● **TASK PROMPT**
Reproduce the listing word for word. Skip any image.

[START]

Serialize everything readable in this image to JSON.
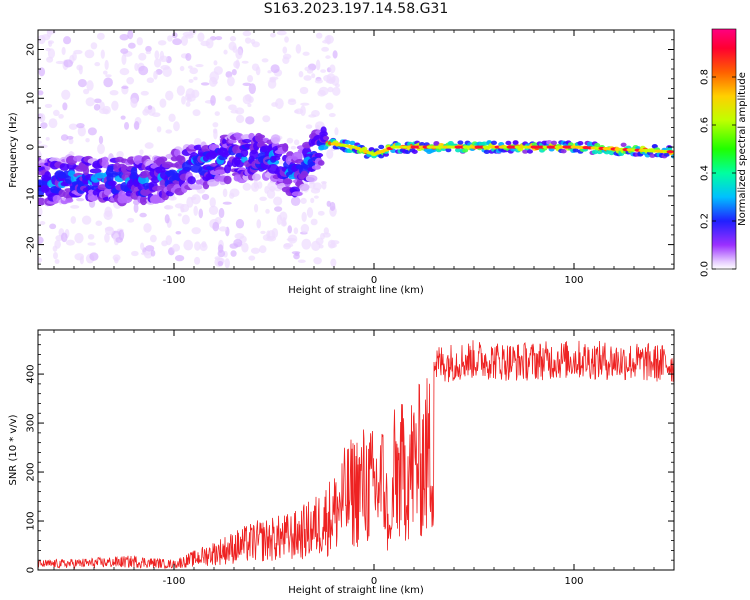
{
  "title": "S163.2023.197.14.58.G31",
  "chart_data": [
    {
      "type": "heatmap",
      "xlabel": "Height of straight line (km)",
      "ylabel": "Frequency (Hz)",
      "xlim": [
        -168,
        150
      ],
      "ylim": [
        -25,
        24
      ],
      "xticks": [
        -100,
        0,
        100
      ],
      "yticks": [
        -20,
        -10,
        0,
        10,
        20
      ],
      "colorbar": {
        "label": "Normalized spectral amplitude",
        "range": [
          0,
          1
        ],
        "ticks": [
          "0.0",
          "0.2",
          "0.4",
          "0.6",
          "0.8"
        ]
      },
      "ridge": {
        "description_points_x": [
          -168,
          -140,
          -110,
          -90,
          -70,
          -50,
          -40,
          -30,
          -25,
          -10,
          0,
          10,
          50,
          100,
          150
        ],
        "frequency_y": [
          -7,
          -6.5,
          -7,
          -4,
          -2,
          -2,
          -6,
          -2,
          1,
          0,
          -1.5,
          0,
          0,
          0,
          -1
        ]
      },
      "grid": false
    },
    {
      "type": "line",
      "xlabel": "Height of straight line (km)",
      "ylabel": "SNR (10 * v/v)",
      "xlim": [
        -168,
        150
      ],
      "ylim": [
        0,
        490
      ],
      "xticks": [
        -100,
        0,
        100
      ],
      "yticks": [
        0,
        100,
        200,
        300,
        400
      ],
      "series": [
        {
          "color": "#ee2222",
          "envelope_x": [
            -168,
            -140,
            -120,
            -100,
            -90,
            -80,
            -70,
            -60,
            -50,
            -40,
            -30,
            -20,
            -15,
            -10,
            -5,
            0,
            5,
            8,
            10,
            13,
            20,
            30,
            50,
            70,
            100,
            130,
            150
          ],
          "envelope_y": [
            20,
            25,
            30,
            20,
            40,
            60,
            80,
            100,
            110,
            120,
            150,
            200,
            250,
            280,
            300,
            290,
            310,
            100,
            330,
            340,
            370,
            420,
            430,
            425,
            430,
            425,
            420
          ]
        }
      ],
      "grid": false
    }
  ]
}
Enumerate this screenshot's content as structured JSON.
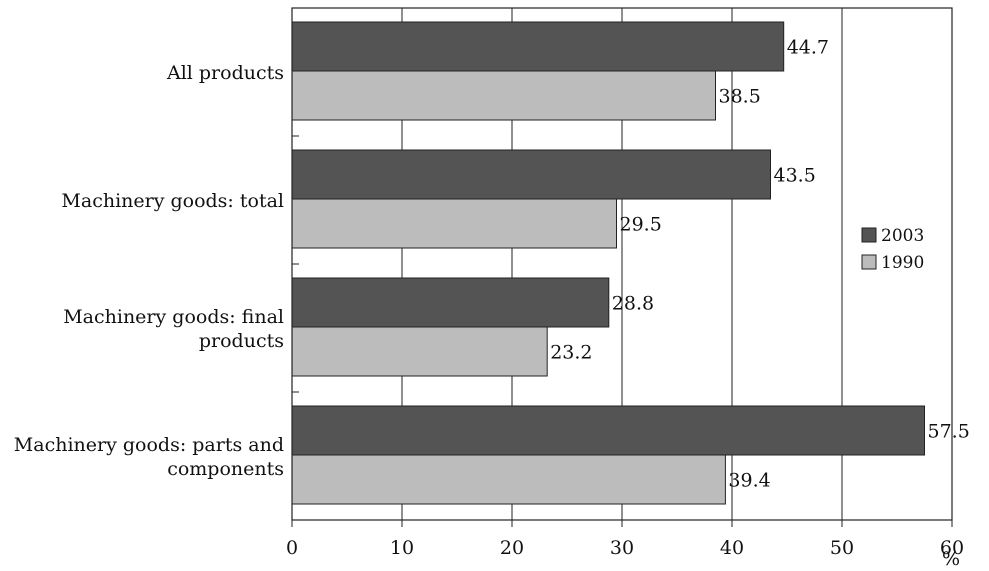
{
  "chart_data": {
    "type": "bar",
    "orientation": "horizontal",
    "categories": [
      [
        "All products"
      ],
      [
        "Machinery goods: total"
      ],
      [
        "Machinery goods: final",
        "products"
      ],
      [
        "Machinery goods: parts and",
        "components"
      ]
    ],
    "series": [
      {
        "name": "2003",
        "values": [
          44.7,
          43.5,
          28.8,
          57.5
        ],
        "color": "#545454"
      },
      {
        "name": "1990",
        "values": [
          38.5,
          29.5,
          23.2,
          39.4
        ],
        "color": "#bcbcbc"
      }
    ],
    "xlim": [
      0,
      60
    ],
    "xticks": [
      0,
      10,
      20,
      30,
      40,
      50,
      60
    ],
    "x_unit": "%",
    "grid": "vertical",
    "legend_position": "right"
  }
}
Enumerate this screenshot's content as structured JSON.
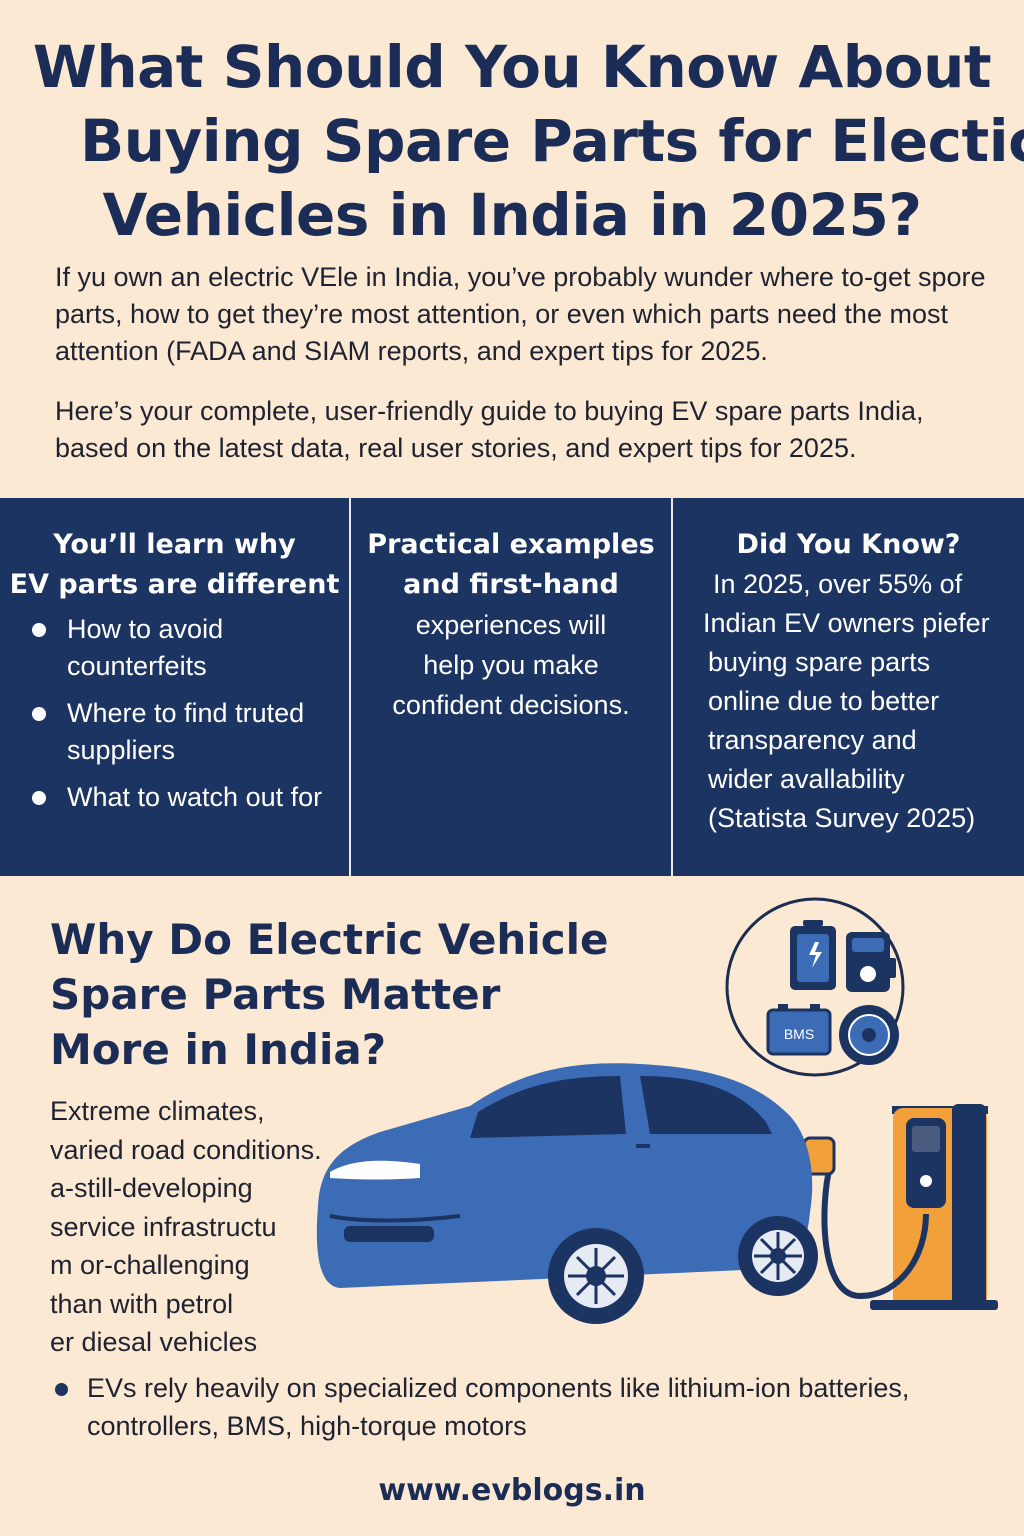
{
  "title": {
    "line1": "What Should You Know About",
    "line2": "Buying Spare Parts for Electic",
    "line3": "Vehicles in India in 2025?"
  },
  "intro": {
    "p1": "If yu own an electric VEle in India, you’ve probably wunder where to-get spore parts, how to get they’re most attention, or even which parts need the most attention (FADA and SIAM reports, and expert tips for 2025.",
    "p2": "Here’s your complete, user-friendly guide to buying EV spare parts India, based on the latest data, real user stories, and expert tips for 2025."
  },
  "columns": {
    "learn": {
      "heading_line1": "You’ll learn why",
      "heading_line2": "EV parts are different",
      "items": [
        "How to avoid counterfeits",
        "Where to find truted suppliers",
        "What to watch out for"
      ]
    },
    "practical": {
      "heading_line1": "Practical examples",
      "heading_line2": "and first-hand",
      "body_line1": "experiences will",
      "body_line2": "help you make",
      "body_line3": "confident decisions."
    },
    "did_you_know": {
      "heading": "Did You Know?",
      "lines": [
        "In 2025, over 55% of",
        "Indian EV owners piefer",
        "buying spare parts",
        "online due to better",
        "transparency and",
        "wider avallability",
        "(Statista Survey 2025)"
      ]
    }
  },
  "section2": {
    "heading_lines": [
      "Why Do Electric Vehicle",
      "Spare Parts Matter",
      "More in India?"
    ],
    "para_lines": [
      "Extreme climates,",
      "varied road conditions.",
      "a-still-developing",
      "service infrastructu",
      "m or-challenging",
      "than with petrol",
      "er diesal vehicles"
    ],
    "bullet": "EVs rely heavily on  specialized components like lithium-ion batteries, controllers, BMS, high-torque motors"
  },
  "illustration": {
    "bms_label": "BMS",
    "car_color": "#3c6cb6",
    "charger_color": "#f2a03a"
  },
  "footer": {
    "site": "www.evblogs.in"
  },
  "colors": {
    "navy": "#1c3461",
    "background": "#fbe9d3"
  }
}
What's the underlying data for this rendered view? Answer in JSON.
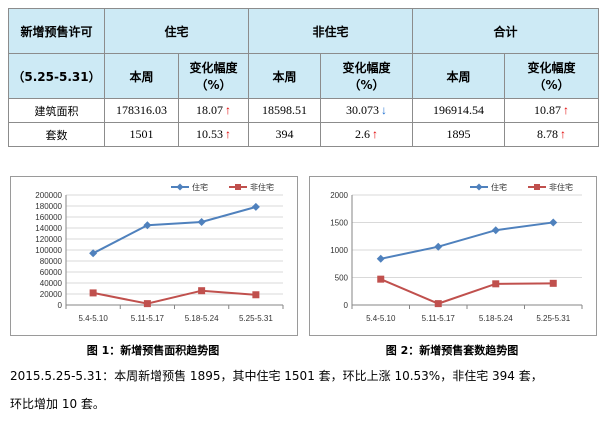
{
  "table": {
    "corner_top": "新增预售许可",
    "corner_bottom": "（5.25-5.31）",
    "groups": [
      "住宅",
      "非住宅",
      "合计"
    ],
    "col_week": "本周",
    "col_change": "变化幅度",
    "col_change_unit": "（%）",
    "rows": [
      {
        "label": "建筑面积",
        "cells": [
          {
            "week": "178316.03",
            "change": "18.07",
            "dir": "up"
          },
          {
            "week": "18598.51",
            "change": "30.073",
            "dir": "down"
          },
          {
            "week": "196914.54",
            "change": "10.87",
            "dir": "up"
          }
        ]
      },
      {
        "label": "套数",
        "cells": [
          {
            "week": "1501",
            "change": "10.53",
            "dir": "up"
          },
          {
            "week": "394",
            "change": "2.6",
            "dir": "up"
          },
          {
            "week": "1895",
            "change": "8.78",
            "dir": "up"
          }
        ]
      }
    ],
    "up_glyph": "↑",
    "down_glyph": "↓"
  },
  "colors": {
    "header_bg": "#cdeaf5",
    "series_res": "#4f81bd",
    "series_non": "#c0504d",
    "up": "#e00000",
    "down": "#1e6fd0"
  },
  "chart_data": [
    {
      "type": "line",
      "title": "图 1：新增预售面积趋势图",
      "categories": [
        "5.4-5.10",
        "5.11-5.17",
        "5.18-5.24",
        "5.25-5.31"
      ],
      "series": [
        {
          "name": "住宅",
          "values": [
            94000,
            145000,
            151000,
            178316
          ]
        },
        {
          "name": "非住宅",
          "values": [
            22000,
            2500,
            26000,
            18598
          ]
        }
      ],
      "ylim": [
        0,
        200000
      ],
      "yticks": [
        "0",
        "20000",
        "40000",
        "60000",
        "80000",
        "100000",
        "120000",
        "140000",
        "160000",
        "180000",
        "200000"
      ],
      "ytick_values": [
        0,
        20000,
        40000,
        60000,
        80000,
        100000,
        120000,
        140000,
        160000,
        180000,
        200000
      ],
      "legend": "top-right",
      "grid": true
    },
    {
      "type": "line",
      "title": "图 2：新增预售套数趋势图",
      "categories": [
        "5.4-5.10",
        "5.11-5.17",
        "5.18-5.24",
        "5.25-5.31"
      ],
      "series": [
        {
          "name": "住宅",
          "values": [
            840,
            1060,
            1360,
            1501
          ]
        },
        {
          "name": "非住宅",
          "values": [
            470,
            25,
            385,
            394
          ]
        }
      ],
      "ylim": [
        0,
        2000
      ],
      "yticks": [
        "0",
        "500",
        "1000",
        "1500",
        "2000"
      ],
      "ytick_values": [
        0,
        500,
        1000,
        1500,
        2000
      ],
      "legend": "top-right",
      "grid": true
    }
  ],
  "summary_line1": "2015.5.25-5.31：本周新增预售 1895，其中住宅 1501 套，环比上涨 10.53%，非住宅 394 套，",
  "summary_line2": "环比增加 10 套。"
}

[END]

● **TASK RESULT**
Serialize everything readable in this image to JSON.
{
  "title": "S163.2023.197.14.58.G31",
  "chart_data": [
    {
      "type": "heatmap",
      "xlabel": "Height of straight line (km)",
      "ylabel": "Frequency (Hz)",
      "xlim": [
        -168,
        150
      ],
      "ylim": [
        -25,
        24
      ],
      "xticks": [
        -100,
        0,
        100
      ],
      "yticks": [
        -20,
        -10,
        0,
        10,
        20
      ],
      "colorbar": {
        "label": "Normalized spectral amplitude",
        "range": [
          0,
          1
        ],
        "ticks": [
          "0.0",
          "0.2",
          "0.4",
          "0.6",
          "0.8"
        ]
      },
      "ridge": {
        "description_points_x": [
          -168,
          -140,
          -110,
          -90,
          -70,
          -50,
          -40,
          -30,
          -25,
          -10,
          0,
          10,
          50,
          100,
          150
        ],
        "frequency_y": [
          -7,
          -6.5,
          -7,
          -4,
          -2,
          -2,
          -6,
          -2,
          1,
          0,
          -1.5,
          0,
          0,
          0,
          -1
        ]
      },
      "grid": false
    },
    {
      "type": "line",
      "xlabel": "Height of straight line (km)",
      "ylabel": "SNR (10 * v/v)",
      "xlim": [
        -168,
        150
      ],
      "ylim": [
        0,
        490
      ],
      "xticks": [
        -100,
        0,
        100
      ],
      "yticks": [
        0,
        100,
        200,
        300,
        400
      ],
      "series": [
        {
          "color": "#ee2222",
          "envelope_x": [
            -168,
            -140,
            -120,
            -100,
            -90,
            -80,
            -70,
            -60,
            -50,
            -40,
            -30,
            -20,
            -15,
            -10,
            -5,
            0,
            5,
            8,
            10,
            13,
            20,
            30,
            50,
            70,
            100,
            130,
            150
          ],
          "envelope_y": [
            20,
            25,
            30,
            20,
            40,
            60,
            80,
            100,
            110,
            120,
            150,
            200,
            250,
            280,
            300,
            290,
            310,
            100,
            330,
            340,
            370,
            420,
            430,
            425,
            430,
            425,
            420
          ]
        }
      ],
      "grid": false
    }
  ]
}
Enumerate this screenshot's content as structured JSON.
{
  "chart_data": {
    "type": "bar",
    "orientation": "horizontal",
    "categories": [
      [
        "All products"
      ],
      [
        "Machinery goods: total"
      ],
      [
        "Machinery goods: final",
        "products"
      ],
      [
        "Machinery goods: parts and",
        "components"
      ]
    ],
    "series": [
      {
        "name": "2003",
        "values": [
          44.7,
          43.5,
          28.8,
          57.5
        ],
        "color": "#545454"
      },
      {
        "name": "1990",
        "values": [
          38.5,
          29.5,
          23.2,
          39.4
        ],
        "color": "#bcbcbc"
      }
    ],
    "xlim": [
      0,
      60
    ],
    "xticks": [
      0,
      10,
      20,
      30,
      40,
      50,
      60
    ],
    "x_unit": "%",
    "grid": "vertical",
    "legend_position": "right"
  }
}
Enumerate this screenshot's content as structured JSON.
{
  "title": {
    "line1": "What Should You Know About",
    "line2": "Buying Spare Parts for Electic",
    "line3": "Vehicles in India in 2025?"
  },
  "intro": {
    "p1": "If yu own an electric VEle in India, you’ve probably wunder where to-get spore parts, how to get they’re most attention, or even which parts need the most attention (FADA and SIAM reports, and expert tips for 2025.",
    "p2": "Here’s your complete, user-friendly guide to buying EV spare parts India, based on the latest data, real user stories, and expert tips for 2025."
  },
  "columns": {
    "learn": {
      "heading_line1": "You’ll learn why",
      "heading_line2": "EV parts are different",
      "items": [
        "How to avoid counterfeits",
        "Where to find truted suppliers",
        "What to watch out for"
      ]
    },
    "practical": {
      "heading_line1": "Practical examples",
      "heading_line2": "and first-hand",
      "body_line1": "experiences will",
      "body_line2": "help you make",
      "body_line3": "confident decisions."
    },
    "did_you_know": {
      "heading": "Did You Know?",
      "lines": [
        "In 2025, over 55% of",
        "Indian EV owners piefer",
        "buying spare parts",
        "online due to better",
        "transparency and",
        "wider avallability",
        "(Statista Survey 2025)"
      ]
    }
  },
  "section2": {
    "heading_lines": [
      "Why Do Electric Vehicle",
      "Spare Parts Matter",
      "More in India?"
    ],
    "para_lines": [
      "Extreme climates,",
      "varied road conditions.",
      "a-still-developing",
      "service infrastructu",
      "m or-challenging",
      "than with petrol",
      "er diesal vehicles"
    ],
    "bullet": "EVs rely heavily on  specialized components like lithium-ion batteries, controllers, BMS, high-torque motors"
  },
  "illustration": {
    "bms_label": "BMS",
    "car_color": "#3c6cb6",
    "charger_color": "#f2a03a"
  },
  "footer": {
    "site": "www.evblogs.in"
  },
  "colors": {
    "navy": "#1c3461",
    "background": "#fbe9d3"
  }
}
What's the underlying data for this rendered view? Answer in JSON.
{
  "table": {
    "corner_top": "新增预售许可",
    "corner_bottom": "（5.25-5.31）",
    "groups": [
      "住宅",
      "非住宅",
      "合计"
    ],
    "col_week": "本周",
    "col_change": "变化幅度",
    "col_change_unit": "（%）",
    "rows": [
      {
        "label": "建筑面积",
        "cells": [
          {
            "week": "178316.03",
            "change": "18.07",
            "dir": "up"
          },
          {
            "week": "18598.51",
            "change": "30.073",
            "dir": "down"
          },
          {
            "week": "196914.54",
            "change": "10.87",
            "dir": "up"
          }
        ]
      },
      {
        "label": "套数",
        "cells": [
          {
            "week": "1501",
            "change": "10.53",
            "dir": "up"
          },
          {
            "week": "394",
            "change": "2.6",
            "dir": "up"
          },
          {
            "week": "1895",
            "change": "8.78",
            "dir": "up"
          }
        ]
      }
    ],
    "up_glyph": "↑",
    "down_glyph": "↓"
  },
  "colors": {
    "header_bg": "#cdeaf5",
    "series_res": "#4f81bd",
    "series_non": "#c0504d",
    "up": "#e00000",
    "down": "#1e6fd0"
  },
  "chart_data": [
    {
      "type": "line",
      "title": "图 1：新增预售面积趋势图",
      "categories": [
        "5.4-5.10",
        "5.11-5.17",
        "5.18-5.24",
        "5.25-5.31"
      ],
      "series": [
        {
          "name": "住宅",
          "values": [
            94000,
            145000,
            151000,
            178316
          ]
        },
        {
          "name": "非住宅",
          "values": [
            22000,
            2500,
            26000,
            18598
          ]
        }
      ],
      "ylim": [
        0,
        200000
      ],
      "yticks": [
        "0",
        "20000",
        "40000",
        "60000",
        "80000",
        "100000",
        "120000",
        "140000",
        "160000",
        "180000",
        "200000"
      ],
      "ytick_values": [
        0,
        20000,
        40000,
        60000,
        80000,
        100000,
        120000,
        140000,
        160000,
        180000,
        200000
      ],
      "legend": "top-right",
      "grid": true
    },
    {
      "type": "line",
      "title": "图 2：新增预售套数趋势图",
      "categories": [
        "5.4-5.10",
        "5.11-5.17",
        "5.18-5.24",
        "5.25-5.31"
      ],
      "series": [
        {
          "name": "住宅",
          "values": [
            840,
            1060,
            1360,
            1501
          ]
        },
        {
          "name": "非住宅",
          "values": [
            470,
            25,
            385,
            394
          ]
        }
      ],
      "ylim": [
        0,
        2000
      ],
      "yticks": [
        "0",
        "500",
        "1000",
        "1500",
        "2000"
      ],
      "ytick_values": [
        0,
        500,
        1000,
        1500,
        2000
      ],
      "legend": "top-right",
      "grid": true
    }
  ],
  "summary_line1": "2015.5.25-5.31：本周新增预售 1895，其中住宅 1501 套，环比上涨 10.53%，非住宅 394 套，",
  "summary_line2": "环比增加 10 套。"
}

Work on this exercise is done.